> **Task objective**:
Any picture among the records should be left out, please; retype the rest exactly.

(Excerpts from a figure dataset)
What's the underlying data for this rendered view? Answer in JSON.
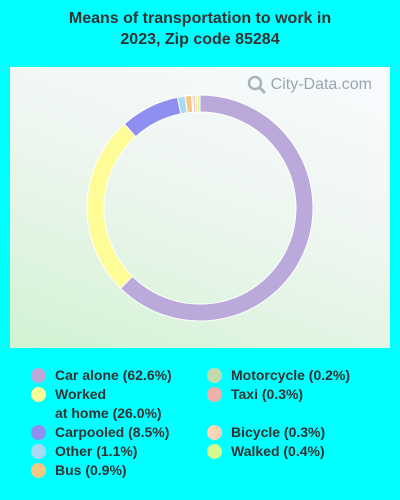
{
  "title_line1": "Means of transportation to work in",
  "title_line2": "2023, Zip code 85284",
  "watermark": "City-Data.com",
  "chart_data": {
    "type": "pie",
    "style": "donut",
    "title": "Means of transportation to work in 2023, Zip code 85284",
    "slices": [
      {
        "label": "Car alone (62.6%)",
        "value": 62.6,
        "color": "#bba9db"
      },
      {
        "label": "Worked\nat home (26.0%)",
        "value": 26.0,
        "color": "#fdfc97"
      },
      {
        "label": "Carpooled (8.5%)",
        "value": 8.5,
        "color": "#8e8ff0"
      },
      {
        "label": "Other (1.1%)",
        "value": 1.1,
        "color": "#a9daf4"
      },
      {
        "label": "Bus (0.9%)",
        "value": 0.9,
        "color": "#f6c781"
      },
      {
        "label": "Motorcycle (0.2%)",
        "value": 0.2,
        "color": "#c2dbad"
      },
      {
        "label": "Taxi (0.3%)",
        "value": 0.3,
        "color": "#f0b0aa"
      },
      {
        "label": "Bicycle (0.3%)",
        "value": 0.3,
        "color": "#f8d6b5"
      },
      {
        "label": "Walked (0.4%)",
        "value": 0.4,
        "color": "#d6f98e"
      }
    ],
    "legend_position": "bottom"
  }
}
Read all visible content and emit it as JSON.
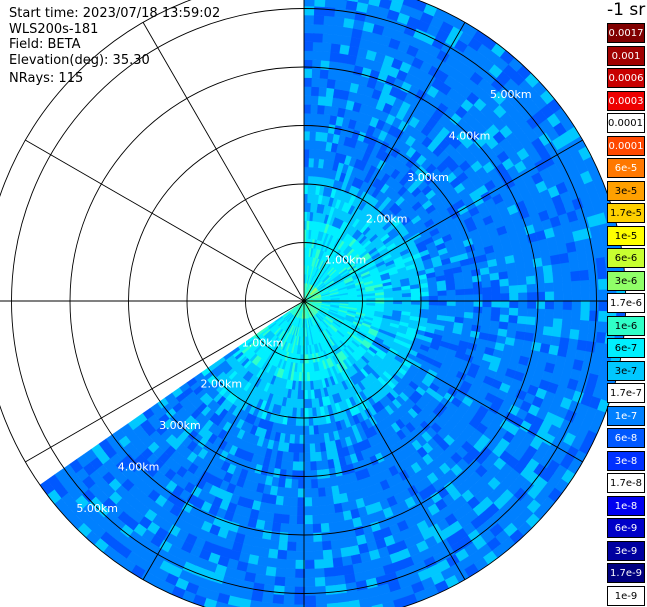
{
  "info": {
    "start_time": "Start time: 2023/07/18 13:59:02",
    "instrument": "WLS200s-181",
    "field": "Field: BETA",
    "elevation": "Elevation(deg): 35.30",
    "nrays": "NRays: 115"
  },
  "colorbar": {
    "title": "-1 sr",
    "entries": [
      {
        "label": "0.0017",
        "color": "#800000",
        "text_color": "#ffffff"
      },
      {
        "label": "0.001",
        "color": "#a00000",
        "text_color": "#ffffff"
      },
      {
        "label": "0.0006",
        "color": "#c80000",
        "text_color": "#ffffff"
      },
      {
        "label": "0.0003",
        "color": "#ee0000",
        "text_color": "#ffffff"
      },
      {
        "label": "0.00017",
        "color": "#ffffff",
        "text_color": "#000000"
      },
      {
        "label": "0.0001",
        "color": "#ff4800",
        "text_color": "#ffffff"
      },
      {
        "label": "6e-5",
        "color": "#ff7800",
        "text_color": "#ffffff"
      },
      {
        "label": "3e-5",
        "color": "#ffa000",
        "text_color": "#000000"
      },
      {
        "label": "1.7e-5",
        "color": "#ffd000",
        "text_color": "#000000"
      },
      {
        "label": "1e-5",
        "color": "#ffff00",
        "text_color": "#000000"
      },
      {
        "label": "6e-6",
        "color": "#c8ff30",
        "text_color": "#000000"
      },
      {
        "label": "3e-6",
        "color": "#90ff68",
        "text_color": "#000000"
      },
      {
        "label": "1.7e-6",
        "color": "#ffffff",
        "text_color": "#000000"
      },
      {
        "label": "1e-6",
        "color": "#30ffc8",
        "text_color": "#000000"
      },
      {
        "label": "6e-7",
        "color": "#00f0ff",
        "text_color": "#000000"
      },
      {
        "label": "3e-7",
        "color": "#00c8ff",
        "text_color": "#000000"
      },
      {
        "label": "1.7e-7",
        "color": "#ffffff",
        "text_color": "#000000"
      },
      {
        "label": "1e-7",
        "color": "#0080ff",
        "text_color": "#ffffff"
      },
      {
        "label": "6e-8",
        "color": "#0058ff",
        "text_color": "#ffffff"
      },
      {
        "label": "3e-8",
        "color": "#0030ff",
        "text_color": "#ffffff"
      },
      {
        "label": "1.7e-8",
        "color": "#ffffff",
        "text_color": "#000000"
      },
      {
        "label": "1e-8",
        "color": "#0000f0",
        "text_color": "#ffffff"
      },
      {
        "label": "6e-9",
        "color": "#0000c8",
        "text_color": "#ffffff"
      },
      {
        "label": "3e-9",
        "color": "#0000a0",
        "text_color": "#ffffff"
      },
      {
        "label": "1.7e-9",
        "color": "#000080",
        "text_color": "#ffffff"
      },
      {
        "label": "1e-9",
        "color": "#ffffff",
        "text_color": "#000000"
      }
    ]
  },
  "chart_data": {
    "type": "heatmap",
    "projection": "polar (PPI)",
    "range_unit": "km",
    "max_range_km": 5.5,
    "range_rings_km": [
      1,
      2,
      3,
      4,
      5
    ],
    "ring_labels": [
      "1.00km",
      "2.00km",
      "3.00km",
      "4.00km",
      "5.00km"
    ],
    "spokes_deg": [
      0,
      30,
      60,
      90,
      120,
      150,
      180,
      210,
      240,
      270,
      300,
      330
    ],
    "data_sector_deg": [
      0,
      235
    ],
    "value_bands": [
      {
        "max_range_km": 0.35,
        "value": "1e-6"
      },
      {
        "max_range_km": 1.35,
        "value": "6e-7"
      },
      {
        "max_range_km": 2.2,
        "value": "3e-7"
      },
      {
        "max_range_km": 5.5,
        "value": "1e-7"
      }
    ]
  }
}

> **Full answer**:
What's the underlying data for this rendered view? Answer in JSON.
{
  "title_line1": "Means of transportation to work in",
  "title_line2": "2023, Zip code 85284",
  "watermark": "City-Data.com",
  "chart_data": {
    "type": "pie",
    "style": "donut",
    "title": "Means of transportation to work in 2023, Zip code 85284",
    "slices": [
      {
        "label": "Car alone (62.6%)",
        "value": 62.6,
        "color": "#bba9db"
      },
      {
        "label": "Worked\nat home (26.0%)",
        "value": 26.0,
        "color": "#fdfc97"
      },
      {
        "label": "Carpooled (8.5%)",
        "value": 8.5,
        "color": "#8e8ff0"
      },
      {
        "label": "Other (1.1%)",
        "value": 1.1,
        "color": "#a9daf4"
      },
      {
        "label": "Bus (0.9%)",
        "value": 0.9,
        "color": "#f6c781"
      },
      {
        "label": "Motorcycle (0.2%)",
        "value": 0.2,
        "color": "#c2dbad"
      },
      {
        "label": "Taxi (0.3%)",
        "value": 0.3,
        "color": "#f0b0aa"
      },
      {
        "label": "Bicycle (0.3%)",
        "value": 0.3,
        "color": "#f8d6b5"
      },
      {
        "label": "Walked (0.4%)",
        "value": 0.4,
        "color": "#d6f98e"
      }
    ],
    "legend_position": "bottom"
  }
}
Read all visible content and emit it as JSON.
{
  "info": {
    "start_time": "Start time: 2023/07/18 13:59:02",
    "instrument": "WLS200s-181",
    "field": "Field: BETA",
    "elevation": "Elevation(deg): 35.30",
    "nrays": "NRays: 115"
  },
  "colorbar": {
    "title": "-1 sr",
    "entries": [
      {
        "label": "0.0017",
        "color": "#800000",
        "text_color": "#ffffff"
      },
      {
        "label": "0.001",
        "color": "#a00000",
        "text_color": "#ffffff"
      },
      {
        "label": "0.0006",
        "color": "#c80000",
        "text_color": "#ffffff"
      },
      {
        "label": "0.0003",
        "color": "#ee0000",
        "text_color": "#ffffff"
      },
      {
        "label": "0.00017",
        "color": "#ffffff",
        "text_color": "#000000"
      },
      {
        "label": "0.0001",
        "color": "#ff4800",
        "text_color": "#ffffff"
      },
      {
        "label": "6e-5",
        "color": "#ff7800",
        "text_color": "#ffffff"
      },
      {
        "label": "3e-5",
        "color": "#ffa000",
        "text_color": "#000000"
      },
      {
        "label": "1.7e-5",
        "color": "#ffd000",
        "text_color": "#000000"
      },
      {
        "label": "1e-5",
        "color": "#ffff00",
        "text_color": "#000000"
      },
      {
        "label": "6e-6",
        "color": "#c8ff30",
        "text_color": "#000000"
      },
      {
        "label": "3e-6",
        "color": "#90ff68",
        "text_color": "#000000"
      },
      {
        "label": "1.7e-6",
        "color": "#ffffff",
        "text_color": "#000000"
      },
      {
        "label": "1e-6",
        "color": "#30ffc8",
        "text_color": "#000000"
      },
      {
        "label": "6e-7",
        "color": "#00f0ff",
        "text_color": "#000000"
      },
      {
        "label": "3e-7",
        "color": "#00c8ff",
        "text_color": "#000000"
      },
      {
        "label": "1.7e-7",
        "color": "#ffffff",
        "text_color": "#000000"
      },
      {
        "label": "1e-7",
        "color": "#0080ff",
        "text_color": "#ffffff"
      },
      {
        "label": "6e-8",
        "color": "#0058ff",
        "text_color": "#ffffff"
      },
      {
        "label": "3e-8",
        "color": "#0030ff",
        "text_color": "#ffffff"
      },
      {
        "label": "1.7e-8",
        "color": "#ffffff",
        "text_color": "#000000"
      },
      {
        "label": "1e-8",
        "color": "#0000f0",
        "text_color": "#ffffff"
      },
      {
        "label": "6e-9",
        "color": "#0000c8",
        "text_color": "#ffffff"
      },
      {
        "label": "3e-9",
        "color": "#0000a0",
        "text_color": "#ffffff"
      },
      {
        "label": "1.7e-9",
        "color": "#000080",
        "text_color": "#ffffff"
      },
      {
        "label": "1e-9",
        "color": "#ffffff",
        "text_color": "#000000"
      }
    ]
  },
  "chart_data": {
    "type": "heatmap",
    "projection": "polar (PPI)",
    "range_unit": "km",
    "max_range_km": 5.5,
    "range_rings_km": [
      1,
      2,
      3,
      4,
      5
    ],
    "ring_labels": [
      "1.00km",
      "2.00km",
      "3.00km",
      "4.00km",
      "5.00km"
    ],
    "spokes_deg": [
      0,
      30,
      60,
      90,
      120,
      150,
      180,
      210,
      240,
      270,
      300,
      330
    ],
    "data_sector_deg": [
      0,
      235
    ],
    "value_bands": [
      {
        "max_range_km": 0.35,
        "value": "1e-6"
      },
      {
        "max_range_km": 1.35,
        "value": "6e-7"
      },
      {
        "max_range_km": 2.2,
        "value": "3e-7"
      },
      {
        "max_range_km": 5.5,
        "value": "1e-7"
      }
    ]
  }
}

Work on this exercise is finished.